• _WHAT TO PRODUCE_
The required output is a copy of each line in the material below that includes "longer".

• _THE RECORDS_
----------------------------------------

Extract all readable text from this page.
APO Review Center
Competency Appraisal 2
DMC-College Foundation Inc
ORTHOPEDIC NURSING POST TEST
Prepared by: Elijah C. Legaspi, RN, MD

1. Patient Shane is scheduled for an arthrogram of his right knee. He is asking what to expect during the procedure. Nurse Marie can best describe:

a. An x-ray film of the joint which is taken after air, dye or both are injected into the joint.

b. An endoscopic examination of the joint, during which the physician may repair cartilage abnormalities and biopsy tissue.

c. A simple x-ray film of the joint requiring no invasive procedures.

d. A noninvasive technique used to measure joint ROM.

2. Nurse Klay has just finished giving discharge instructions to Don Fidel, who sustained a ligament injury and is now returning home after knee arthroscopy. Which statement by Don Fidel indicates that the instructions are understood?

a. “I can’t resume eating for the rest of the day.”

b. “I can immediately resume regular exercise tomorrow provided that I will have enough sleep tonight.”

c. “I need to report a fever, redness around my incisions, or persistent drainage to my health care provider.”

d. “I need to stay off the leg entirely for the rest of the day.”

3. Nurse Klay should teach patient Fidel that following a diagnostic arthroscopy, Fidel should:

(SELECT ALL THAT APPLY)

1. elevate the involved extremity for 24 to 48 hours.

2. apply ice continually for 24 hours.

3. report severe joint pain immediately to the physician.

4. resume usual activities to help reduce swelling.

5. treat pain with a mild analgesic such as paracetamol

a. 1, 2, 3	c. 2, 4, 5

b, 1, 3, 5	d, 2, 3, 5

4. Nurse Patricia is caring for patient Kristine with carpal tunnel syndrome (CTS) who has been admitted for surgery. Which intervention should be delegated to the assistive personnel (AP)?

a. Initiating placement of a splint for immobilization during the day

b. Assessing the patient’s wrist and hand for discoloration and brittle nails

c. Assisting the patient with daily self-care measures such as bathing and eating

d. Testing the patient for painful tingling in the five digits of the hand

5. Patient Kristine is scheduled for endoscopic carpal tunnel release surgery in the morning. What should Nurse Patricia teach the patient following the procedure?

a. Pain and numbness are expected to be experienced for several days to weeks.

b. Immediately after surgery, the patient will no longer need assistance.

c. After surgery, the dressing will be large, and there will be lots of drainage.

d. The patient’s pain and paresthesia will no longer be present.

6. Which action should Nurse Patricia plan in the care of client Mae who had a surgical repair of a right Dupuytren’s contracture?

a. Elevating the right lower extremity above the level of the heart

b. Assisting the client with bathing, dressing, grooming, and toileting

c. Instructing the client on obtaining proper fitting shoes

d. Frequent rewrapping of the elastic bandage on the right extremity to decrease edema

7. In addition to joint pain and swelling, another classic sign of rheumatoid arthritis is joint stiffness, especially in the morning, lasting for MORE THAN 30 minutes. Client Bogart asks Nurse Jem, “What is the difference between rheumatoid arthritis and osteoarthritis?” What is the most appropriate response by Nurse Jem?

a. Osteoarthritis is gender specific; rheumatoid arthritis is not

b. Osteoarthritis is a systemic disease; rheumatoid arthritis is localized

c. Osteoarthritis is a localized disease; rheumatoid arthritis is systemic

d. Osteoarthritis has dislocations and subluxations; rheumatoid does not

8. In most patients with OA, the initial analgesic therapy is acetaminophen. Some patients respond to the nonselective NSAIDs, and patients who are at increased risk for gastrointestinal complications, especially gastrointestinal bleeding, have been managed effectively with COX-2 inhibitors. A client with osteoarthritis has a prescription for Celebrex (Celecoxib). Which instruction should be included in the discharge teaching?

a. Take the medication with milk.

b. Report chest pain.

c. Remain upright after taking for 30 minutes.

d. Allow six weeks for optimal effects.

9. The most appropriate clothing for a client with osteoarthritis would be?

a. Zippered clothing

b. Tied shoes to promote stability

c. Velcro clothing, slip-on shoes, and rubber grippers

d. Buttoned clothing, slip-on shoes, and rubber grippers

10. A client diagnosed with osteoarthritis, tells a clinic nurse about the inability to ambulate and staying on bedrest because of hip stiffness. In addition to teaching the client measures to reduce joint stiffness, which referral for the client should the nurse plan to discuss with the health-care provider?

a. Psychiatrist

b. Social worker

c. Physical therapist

----------------------------------------

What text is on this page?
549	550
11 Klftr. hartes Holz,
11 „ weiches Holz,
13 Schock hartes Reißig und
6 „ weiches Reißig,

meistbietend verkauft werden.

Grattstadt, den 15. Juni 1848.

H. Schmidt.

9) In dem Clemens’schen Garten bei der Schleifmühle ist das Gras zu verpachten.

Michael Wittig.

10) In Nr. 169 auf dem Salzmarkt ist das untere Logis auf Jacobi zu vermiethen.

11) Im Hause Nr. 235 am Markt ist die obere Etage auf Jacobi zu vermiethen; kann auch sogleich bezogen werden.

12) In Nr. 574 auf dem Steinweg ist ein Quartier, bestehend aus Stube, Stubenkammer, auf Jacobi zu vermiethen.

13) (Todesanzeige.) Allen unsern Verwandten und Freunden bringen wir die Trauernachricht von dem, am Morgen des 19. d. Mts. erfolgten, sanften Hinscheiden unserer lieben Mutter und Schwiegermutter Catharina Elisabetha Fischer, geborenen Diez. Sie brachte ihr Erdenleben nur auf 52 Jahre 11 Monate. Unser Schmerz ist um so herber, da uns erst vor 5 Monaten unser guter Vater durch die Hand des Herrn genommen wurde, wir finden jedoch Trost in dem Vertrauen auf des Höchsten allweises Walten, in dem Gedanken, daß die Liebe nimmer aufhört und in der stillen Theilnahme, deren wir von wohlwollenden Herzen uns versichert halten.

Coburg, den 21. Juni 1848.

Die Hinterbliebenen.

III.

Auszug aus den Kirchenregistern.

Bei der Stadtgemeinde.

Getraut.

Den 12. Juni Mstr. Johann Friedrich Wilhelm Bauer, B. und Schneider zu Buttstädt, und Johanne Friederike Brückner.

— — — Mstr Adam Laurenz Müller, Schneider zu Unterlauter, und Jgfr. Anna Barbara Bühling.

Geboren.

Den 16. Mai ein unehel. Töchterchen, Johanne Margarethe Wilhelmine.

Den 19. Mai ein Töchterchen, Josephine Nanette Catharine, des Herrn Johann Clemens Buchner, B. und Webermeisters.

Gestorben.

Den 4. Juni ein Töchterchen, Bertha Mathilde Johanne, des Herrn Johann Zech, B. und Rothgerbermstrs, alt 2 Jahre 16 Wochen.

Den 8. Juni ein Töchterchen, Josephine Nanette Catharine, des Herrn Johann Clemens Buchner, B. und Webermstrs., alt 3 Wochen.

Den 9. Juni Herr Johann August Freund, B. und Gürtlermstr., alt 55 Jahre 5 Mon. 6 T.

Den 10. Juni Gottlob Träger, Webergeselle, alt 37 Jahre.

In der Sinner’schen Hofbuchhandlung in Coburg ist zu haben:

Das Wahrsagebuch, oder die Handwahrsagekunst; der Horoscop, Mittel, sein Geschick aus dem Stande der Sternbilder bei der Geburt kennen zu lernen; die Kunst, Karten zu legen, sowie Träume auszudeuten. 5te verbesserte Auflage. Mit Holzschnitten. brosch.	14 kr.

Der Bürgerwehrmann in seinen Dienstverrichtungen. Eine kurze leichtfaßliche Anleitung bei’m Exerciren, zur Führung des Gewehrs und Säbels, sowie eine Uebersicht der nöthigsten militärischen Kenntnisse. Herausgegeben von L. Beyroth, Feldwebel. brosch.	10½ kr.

----------------------------------------

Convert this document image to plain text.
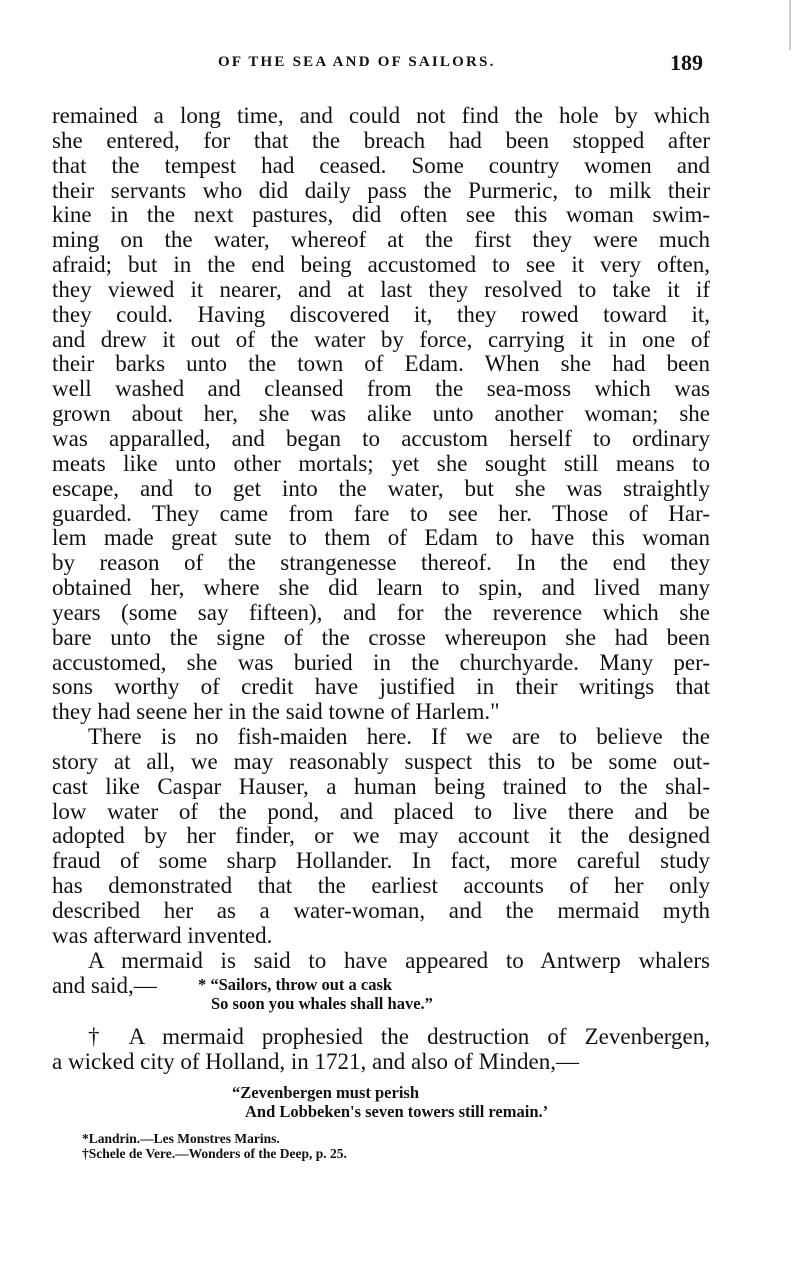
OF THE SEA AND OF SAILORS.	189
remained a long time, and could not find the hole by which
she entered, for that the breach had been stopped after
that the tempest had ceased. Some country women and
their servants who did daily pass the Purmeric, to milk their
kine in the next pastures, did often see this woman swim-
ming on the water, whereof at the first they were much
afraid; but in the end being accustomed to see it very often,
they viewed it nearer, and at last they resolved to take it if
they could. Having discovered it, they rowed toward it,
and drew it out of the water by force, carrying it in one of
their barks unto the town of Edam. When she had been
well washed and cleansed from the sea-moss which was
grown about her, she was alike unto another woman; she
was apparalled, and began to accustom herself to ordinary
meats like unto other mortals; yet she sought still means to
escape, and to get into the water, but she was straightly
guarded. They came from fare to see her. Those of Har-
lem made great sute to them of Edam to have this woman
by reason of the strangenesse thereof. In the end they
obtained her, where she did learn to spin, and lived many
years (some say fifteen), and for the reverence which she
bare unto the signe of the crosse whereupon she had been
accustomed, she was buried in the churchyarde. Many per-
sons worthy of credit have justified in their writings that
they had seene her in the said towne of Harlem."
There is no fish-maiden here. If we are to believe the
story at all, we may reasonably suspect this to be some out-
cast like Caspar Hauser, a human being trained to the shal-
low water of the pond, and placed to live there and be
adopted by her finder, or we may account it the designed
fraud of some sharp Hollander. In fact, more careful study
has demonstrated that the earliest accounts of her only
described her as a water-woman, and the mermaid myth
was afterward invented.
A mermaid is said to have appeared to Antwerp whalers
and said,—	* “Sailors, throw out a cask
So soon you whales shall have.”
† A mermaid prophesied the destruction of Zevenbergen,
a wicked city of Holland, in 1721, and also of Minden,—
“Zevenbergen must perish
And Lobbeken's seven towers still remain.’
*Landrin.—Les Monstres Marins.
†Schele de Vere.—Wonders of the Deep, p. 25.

----------------------------------------

• _RESULT OF THE TASK_
b. Immediately after surgery, the patient will no longer need assistance.
d. The patient’s pain and paresthesia will no longer be present.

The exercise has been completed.